⟨

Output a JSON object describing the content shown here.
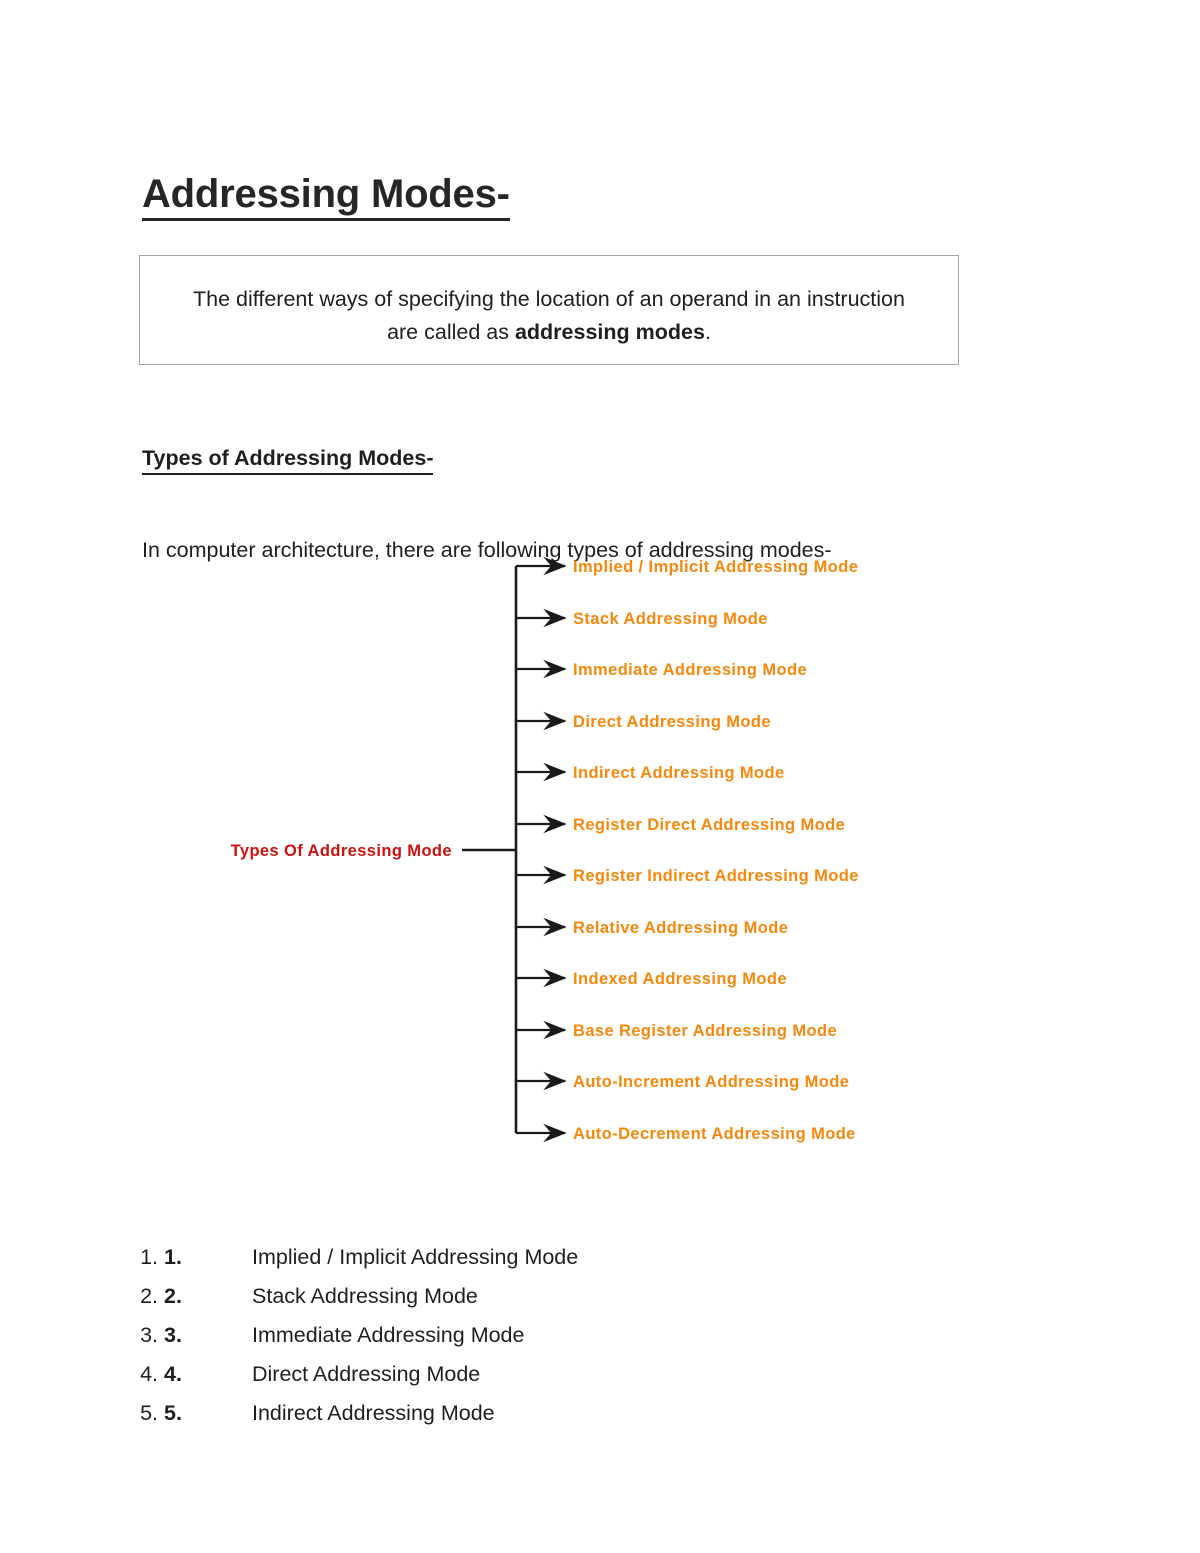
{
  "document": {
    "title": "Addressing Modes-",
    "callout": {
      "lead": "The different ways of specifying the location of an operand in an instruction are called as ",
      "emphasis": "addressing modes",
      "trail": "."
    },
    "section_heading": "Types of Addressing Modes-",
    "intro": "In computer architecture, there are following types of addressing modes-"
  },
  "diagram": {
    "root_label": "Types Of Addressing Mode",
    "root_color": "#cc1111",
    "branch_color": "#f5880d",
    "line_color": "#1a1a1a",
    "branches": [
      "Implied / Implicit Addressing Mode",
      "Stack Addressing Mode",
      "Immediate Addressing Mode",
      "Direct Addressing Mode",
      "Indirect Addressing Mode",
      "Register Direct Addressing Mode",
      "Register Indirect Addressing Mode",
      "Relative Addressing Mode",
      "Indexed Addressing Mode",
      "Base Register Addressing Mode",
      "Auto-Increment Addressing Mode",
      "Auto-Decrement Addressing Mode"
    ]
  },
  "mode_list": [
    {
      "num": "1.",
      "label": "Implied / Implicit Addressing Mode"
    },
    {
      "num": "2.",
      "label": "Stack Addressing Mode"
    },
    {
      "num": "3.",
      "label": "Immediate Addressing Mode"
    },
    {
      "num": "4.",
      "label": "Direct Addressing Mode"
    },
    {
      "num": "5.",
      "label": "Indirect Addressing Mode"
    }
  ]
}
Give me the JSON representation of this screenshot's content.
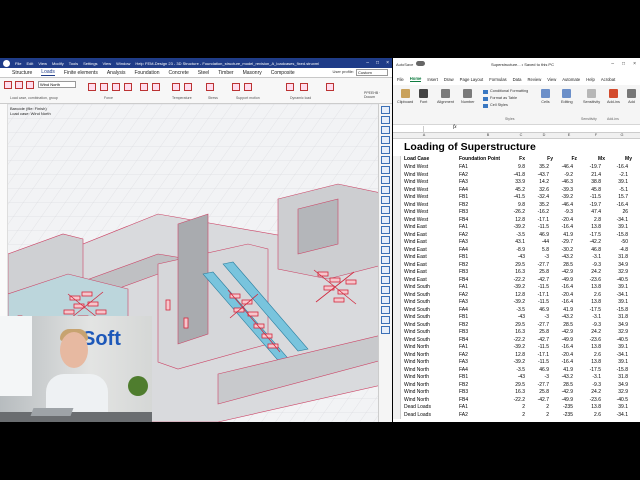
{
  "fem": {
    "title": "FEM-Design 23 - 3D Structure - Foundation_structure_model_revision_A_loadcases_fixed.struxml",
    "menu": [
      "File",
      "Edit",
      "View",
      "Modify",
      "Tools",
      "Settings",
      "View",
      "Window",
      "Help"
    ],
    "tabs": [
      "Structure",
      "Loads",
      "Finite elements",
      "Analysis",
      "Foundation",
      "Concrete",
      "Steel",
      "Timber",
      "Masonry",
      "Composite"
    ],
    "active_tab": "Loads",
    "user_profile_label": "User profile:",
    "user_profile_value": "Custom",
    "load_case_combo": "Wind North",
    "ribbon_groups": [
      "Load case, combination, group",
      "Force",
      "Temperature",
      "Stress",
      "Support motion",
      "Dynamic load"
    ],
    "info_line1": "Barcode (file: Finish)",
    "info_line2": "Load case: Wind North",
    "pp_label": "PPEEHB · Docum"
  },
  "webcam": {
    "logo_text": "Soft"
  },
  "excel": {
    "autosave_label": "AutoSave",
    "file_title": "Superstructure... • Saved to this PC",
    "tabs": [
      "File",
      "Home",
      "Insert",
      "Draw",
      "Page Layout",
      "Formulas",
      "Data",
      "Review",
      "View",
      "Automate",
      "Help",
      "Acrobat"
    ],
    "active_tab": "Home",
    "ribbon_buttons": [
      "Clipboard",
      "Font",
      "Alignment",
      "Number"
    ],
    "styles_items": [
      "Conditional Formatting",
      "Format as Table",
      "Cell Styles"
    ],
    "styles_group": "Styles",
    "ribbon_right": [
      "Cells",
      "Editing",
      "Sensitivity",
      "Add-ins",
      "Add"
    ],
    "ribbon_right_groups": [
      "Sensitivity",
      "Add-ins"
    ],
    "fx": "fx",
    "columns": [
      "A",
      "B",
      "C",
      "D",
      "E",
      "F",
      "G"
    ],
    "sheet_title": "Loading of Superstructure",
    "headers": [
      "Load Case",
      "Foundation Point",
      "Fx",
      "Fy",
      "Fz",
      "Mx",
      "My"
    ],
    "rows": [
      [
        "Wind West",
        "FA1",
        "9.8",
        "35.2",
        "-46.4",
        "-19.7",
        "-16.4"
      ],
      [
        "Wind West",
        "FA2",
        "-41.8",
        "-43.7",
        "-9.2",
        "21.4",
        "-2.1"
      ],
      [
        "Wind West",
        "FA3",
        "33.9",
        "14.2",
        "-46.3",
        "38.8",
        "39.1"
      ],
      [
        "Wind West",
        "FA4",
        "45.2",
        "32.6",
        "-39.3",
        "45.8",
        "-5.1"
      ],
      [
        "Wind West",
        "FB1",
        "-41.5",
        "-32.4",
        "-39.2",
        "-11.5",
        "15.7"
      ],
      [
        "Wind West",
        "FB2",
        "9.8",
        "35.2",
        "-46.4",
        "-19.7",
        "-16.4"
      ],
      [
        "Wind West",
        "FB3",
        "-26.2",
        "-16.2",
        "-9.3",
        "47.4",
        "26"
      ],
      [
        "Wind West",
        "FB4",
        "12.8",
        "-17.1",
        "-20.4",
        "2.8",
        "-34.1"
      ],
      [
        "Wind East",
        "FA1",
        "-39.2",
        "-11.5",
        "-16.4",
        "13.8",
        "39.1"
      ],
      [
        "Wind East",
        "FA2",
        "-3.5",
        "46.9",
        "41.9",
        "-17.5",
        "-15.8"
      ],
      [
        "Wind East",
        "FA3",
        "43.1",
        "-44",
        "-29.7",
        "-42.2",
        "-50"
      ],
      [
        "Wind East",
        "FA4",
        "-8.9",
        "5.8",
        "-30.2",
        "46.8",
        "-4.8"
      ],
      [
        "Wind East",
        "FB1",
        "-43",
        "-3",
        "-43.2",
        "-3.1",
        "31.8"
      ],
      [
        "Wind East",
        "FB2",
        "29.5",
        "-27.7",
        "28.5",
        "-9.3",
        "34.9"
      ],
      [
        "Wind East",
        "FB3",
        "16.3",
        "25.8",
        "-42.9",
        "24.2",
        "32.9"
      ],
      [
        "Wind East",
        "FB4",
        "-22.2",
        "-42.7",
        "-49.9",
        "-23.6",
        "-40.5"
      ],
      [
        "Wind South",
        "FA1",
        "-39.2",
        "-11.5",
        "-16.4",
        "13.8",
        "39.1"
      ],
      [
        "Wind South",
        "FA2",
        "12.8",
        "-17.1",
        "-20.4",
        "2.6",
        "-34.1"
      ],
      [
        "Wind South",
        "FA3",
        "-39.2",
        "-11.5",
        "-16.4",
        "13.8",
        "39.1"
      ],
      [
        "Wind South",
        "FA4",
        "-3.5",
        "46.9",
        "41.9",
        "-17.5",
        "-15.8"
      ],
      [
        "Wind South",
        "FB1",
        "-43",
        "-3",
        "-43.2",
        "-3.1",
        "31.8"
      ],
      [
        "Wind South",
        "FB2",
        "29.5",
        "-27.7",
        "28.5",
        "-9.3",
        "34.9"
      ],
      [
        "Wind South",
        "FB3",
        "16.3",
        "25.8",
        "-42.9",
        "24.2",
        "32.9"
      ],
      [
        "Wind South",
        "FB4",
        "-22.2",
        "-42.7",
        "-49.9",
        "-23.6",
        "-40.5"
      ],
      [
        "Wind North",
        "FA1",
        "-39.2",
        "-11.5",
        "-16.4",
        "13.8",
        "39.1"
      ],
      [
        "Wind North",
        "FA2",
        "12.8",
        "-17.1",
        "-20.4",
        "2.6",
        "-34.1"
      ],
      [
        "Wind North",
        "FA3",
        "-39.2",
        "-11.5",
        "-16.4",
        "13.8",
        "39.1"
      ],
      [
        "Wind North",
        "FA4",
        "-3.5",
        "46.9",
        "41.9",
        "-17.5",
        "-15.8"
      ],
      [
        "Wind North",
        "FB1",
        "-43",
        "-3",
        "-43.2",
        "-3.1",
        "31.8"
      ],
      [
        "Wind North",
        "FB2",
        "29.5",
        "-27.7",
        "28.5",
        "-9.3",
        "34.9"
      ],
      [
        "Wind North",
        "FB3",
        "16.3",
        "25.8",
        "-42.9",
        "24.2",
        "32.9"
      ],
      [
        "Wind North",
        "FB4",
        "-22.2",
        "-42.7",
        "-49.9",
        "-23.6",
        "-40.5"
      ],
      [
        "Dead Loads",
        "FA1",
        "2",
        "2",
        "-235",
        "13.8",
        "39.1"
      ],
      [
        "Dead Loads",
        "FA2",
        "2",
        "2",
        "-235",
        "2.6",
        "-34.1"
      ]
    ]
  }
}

⟩

→ Problem:
Find every line in the records above that holds the word "this", and copy each one.

→ Solution:
Give me the JSON representation of this screenshot's content.
    "file_title": "Superstructure... • Saved to this PC",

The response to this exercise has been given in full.